Goal of the exercise: Write the listing below out again exactly, dropping the images.
##### Provided material #####
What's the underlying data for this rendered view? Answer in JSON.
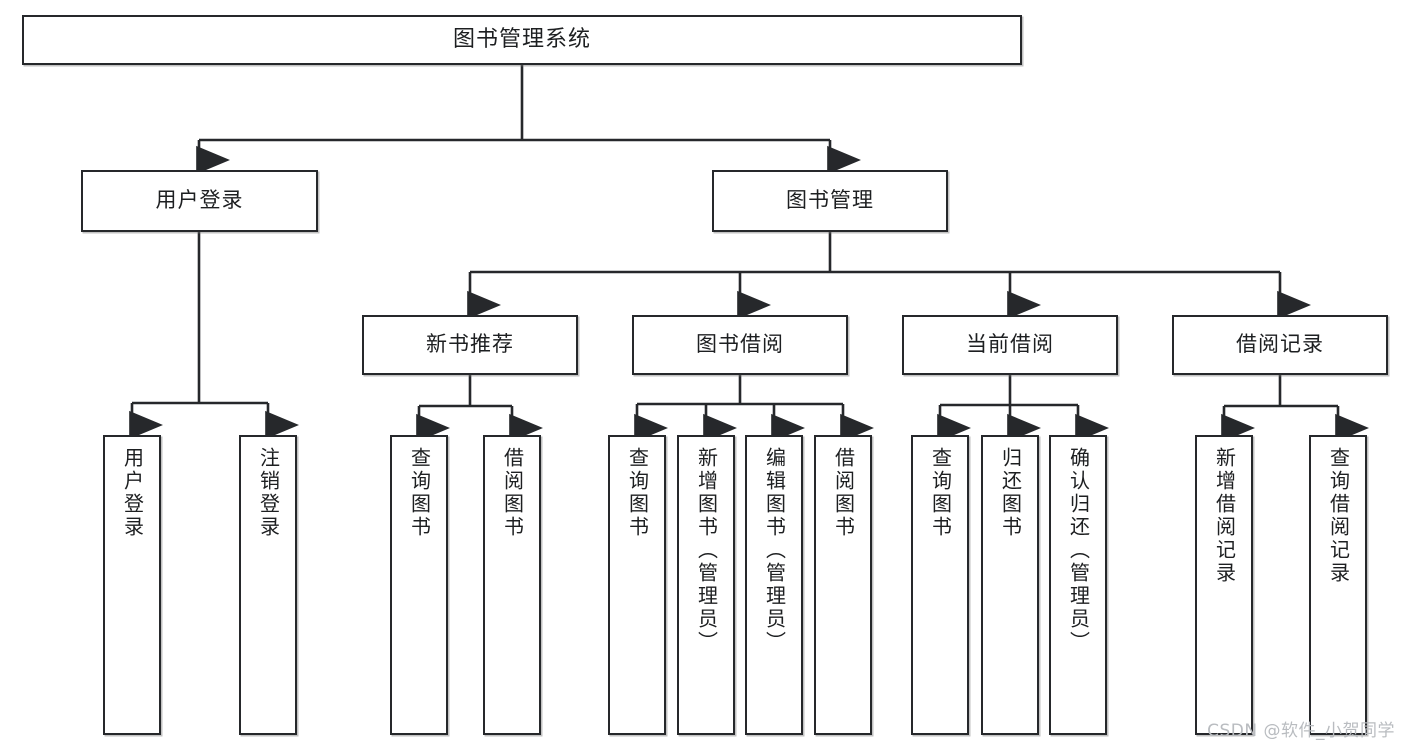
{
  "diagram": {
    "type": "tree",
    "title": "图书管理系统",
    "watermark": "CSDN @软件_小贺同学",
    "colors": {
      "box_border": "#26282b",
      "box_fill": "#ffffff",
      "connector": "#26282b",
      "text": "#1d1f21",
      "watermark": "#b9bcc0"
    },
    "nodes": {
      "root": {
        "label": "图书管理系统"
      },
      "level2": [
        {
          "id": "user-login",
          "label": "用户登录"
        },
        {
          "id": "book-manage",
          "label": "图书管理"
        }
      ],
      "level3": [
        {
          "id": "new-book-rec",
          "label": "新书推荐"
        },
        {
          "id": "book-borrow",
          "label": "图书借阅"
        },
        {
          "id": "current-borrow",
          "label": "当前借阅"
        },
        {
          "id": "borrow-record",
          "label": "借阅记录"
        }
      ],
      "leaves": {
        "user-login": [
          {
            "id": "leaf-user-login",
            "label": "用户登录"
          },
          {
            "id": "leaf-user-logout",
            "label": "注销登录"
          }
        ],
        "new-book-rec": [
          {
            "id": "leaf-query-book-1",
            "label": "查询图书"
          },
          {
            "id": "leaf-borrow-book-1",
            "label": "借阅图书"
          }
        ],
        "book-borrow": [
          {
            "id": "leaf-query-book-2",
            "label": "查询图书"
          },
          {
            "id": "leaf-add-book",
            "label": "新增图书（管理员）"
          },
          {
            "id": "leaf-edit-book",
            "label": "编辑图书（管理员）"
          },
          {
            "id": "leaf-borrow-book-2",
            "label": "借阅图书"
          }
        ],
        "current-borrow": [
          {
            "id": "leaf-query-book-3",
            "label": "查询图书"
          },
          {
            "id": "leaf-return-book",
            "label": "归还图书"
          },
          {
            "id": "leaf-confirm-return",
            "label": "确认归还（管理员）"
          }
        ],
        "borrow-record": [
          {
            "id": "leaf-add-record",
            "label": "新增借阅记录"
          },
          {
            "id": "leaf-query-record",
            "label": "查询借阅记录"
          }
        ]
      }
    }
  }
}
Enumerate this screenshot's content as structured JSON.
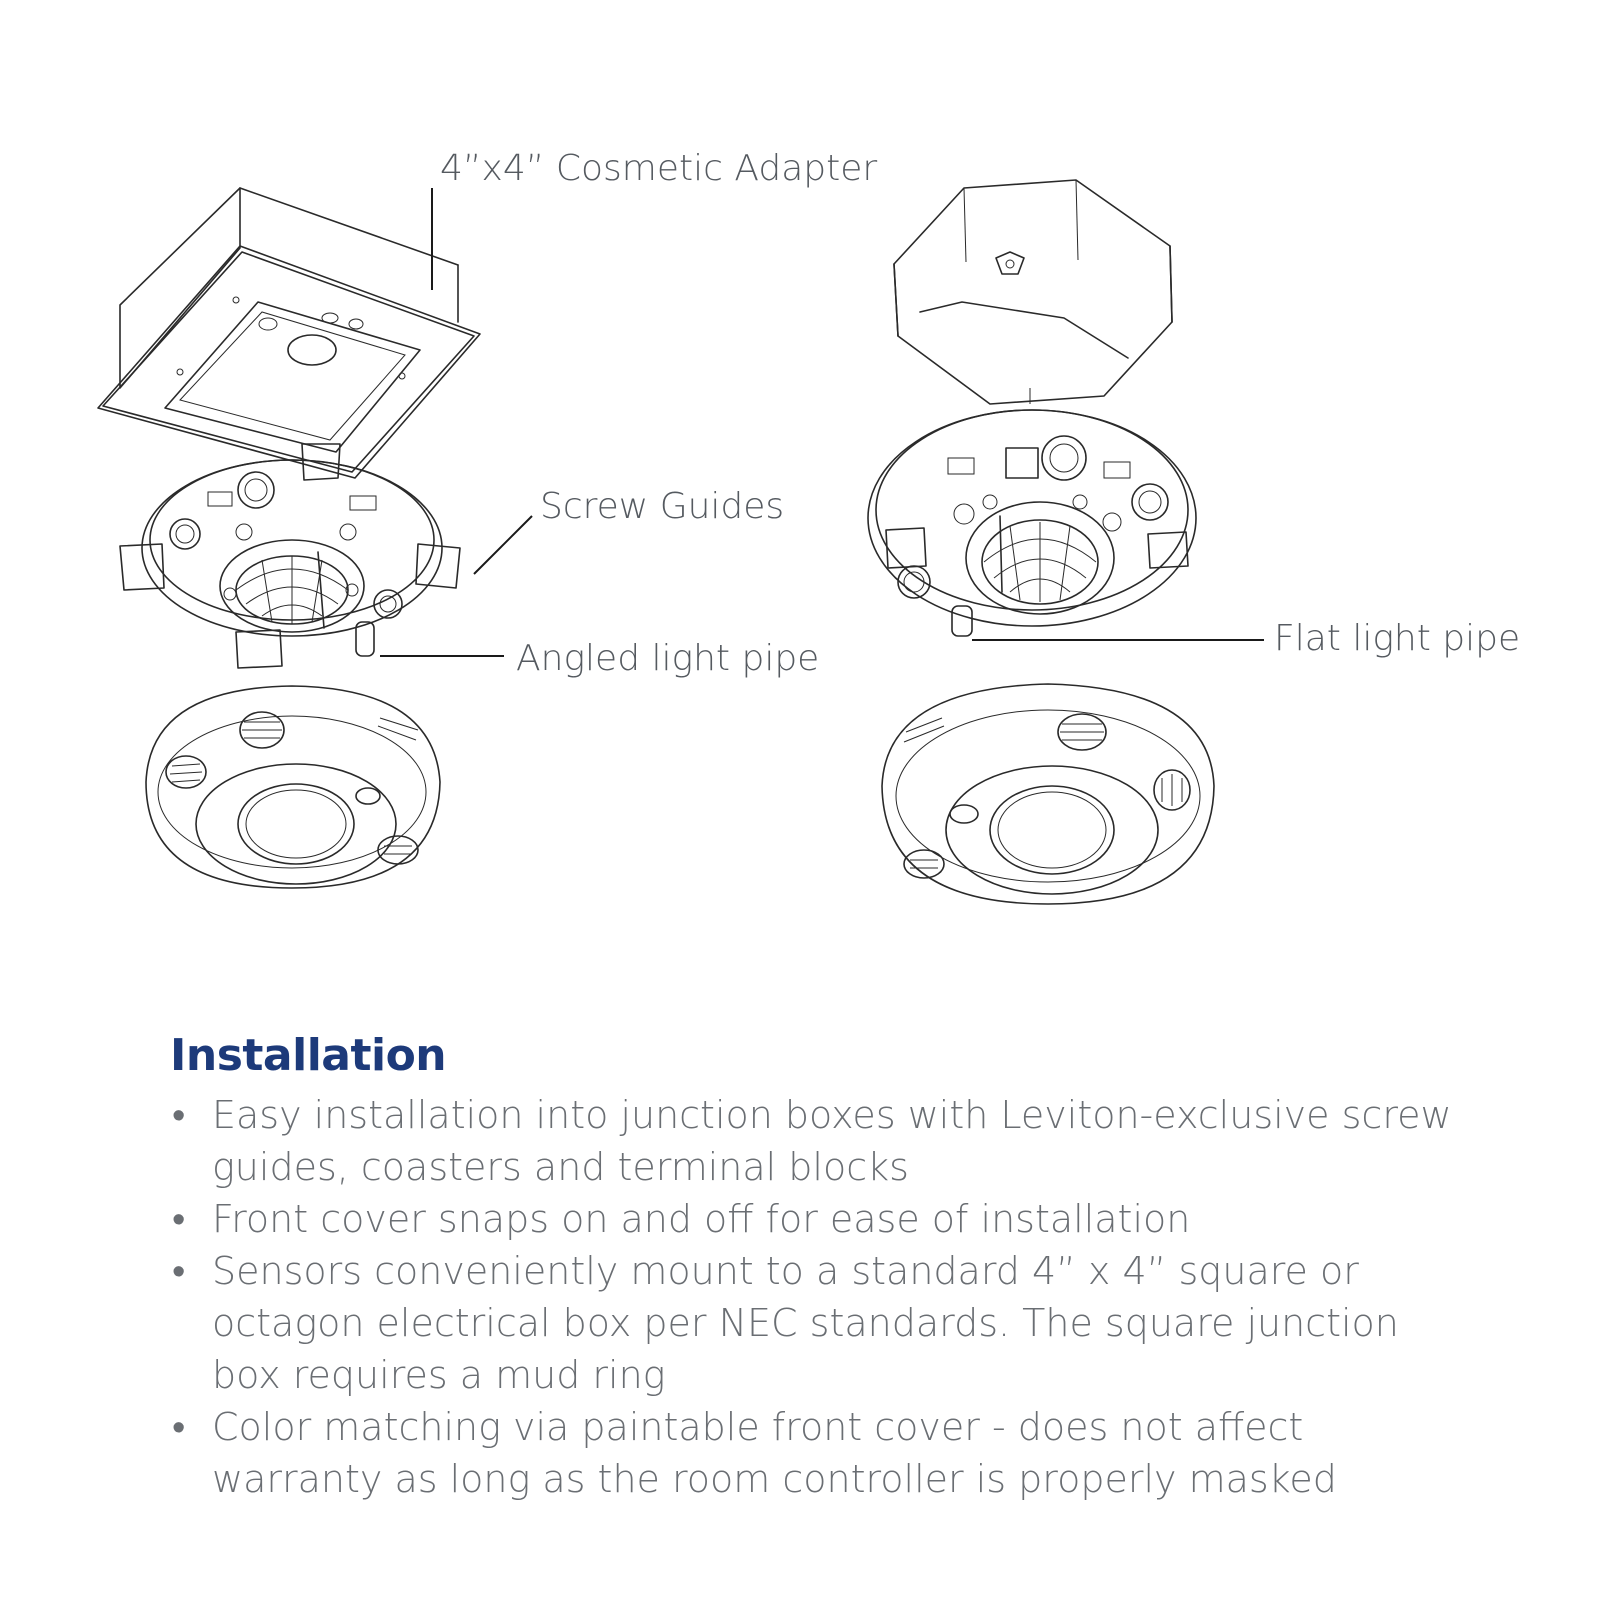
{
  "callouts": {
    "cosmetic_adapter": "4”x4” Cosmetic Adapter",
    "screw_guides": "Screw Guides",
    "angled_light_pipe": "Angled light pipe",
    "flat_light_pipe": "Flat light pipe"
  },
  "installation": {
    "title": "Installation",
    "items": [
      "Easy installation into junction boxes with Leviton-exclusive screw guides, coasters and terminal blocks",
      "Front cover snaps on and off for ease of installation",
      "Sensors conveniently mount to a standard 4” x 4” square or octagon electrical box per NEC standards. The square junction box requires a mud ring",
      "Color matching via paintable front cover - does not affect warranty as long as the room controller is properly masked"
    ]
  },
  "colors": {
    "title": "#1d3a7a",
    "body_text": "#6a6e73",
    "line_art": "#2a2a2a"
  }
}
#####
Answer to this task:
What's the underlying data for this rendered view? Answer in JSON.
{
  "diagram": {
    "type": "tree",
    "title": "图书管理系统",
    "watermark": "CSDN @软件_小贺同学",
    "colors": {
      "box_border": "#26282b",
      "box_fill": "#ffffff",
      "connector": "#26282b",
      "text": "#1d1f21",
      "watermark": "#b9bcc0"
    },
    "nodes": {
      "root": {
        "label": "图书管理系统"
      },
      "level2": [
        {
          "id": "user-login",
          "label": "用户登录"
        },
        {
          "id": "book-manage",
          "label": "图书管理"
        }
      ],
      "level3": [
        {
          "id": "new-book-rec",
          "label": "新书推荐"
        },
        {
          "id": "book-borrow",
          "label": "图书借阅"
        },
        {
          "id": "current-borrow",
          "label": "当前借阅"
        },
        {
          "id": "borrow-record",
          "label": "借阅记录"
        }
      ],
      "leaves": {
        "user-login": [
          {
            "id": "leaf-user-login",
            "label": "用户登录"
          },
          {
            "id": "leaf-user-logout",
            "label": "注销登录"
          }
        ],
        "new-book-rec": [
          {
            "id": "leaf-query-book-1",
            "label": "查询图书"
          },
          {
            "id": "leaf-borrow-book-1",
            "label": "借阅图书"
          }
        ],
        "book-borrow": [
          {
            "id": "leaf-query-book-2",
            "label": "查询图书"
          },
          {
            "id": "leaf-add-book",
            "label": "新增图书（管理员）"
          },
          {
            "id": "leaf-edit-book",
            "label": "编辑图书（管理员）"
          },
          {
            "id": "leaf-borrow-book-2",
            "label": "借阅图书"
          }
        ],
        "current-borrow": [
          {
            "id": "leaf-query-book-3",
            "label": "查询图书"
          },
          {
            "id": "leaf-return-book",
            "label": "归还图书"
          },
          {
            "id": "leaf-confirm-return",
            "label": "确认归还（管理员）"
          }
        ],
        "borrow-record": [
          {
            "id": "leaf-add-record",
            "label": "新增借阅记录"
          },
          {
            "id": "leaf-query-record",
            "label": "查询借阅记录"
          }
        ]
      }
    }
  }
}
Enumerate this screenshot's content as structured JSON.
{
  "callouts": {
    "cosmetic_adapter": "4”x4” Cosmetic Adapter",
    "screw_guides": "Screw Guides",
    "angled_light_pipe": "Angled light pipe",
    "flat_light_pipe": "Flat light pipe"
  },
  "installation": {
    "title": "Installation",
    "items": [
      "Easy installation into junction boxes with Leviton-exclusive screw guides, coasters and terminal blocks",
      "Front cover snaps on and off for ease of installation",
      "Sensors conveniently mount to a standard 4” x 4” square or octagon electrical box per NEC standards. The square junction box requires a mud ring",
      "Color matching via paintable front cover - does not affect warranty as long as the room controller is properly masked"
    ]
  },
  "colors": {
    "title": "#1d3a7a",
    "body_text": "#6a6e73",
    "line_art": "#2a2a2a"
  }
}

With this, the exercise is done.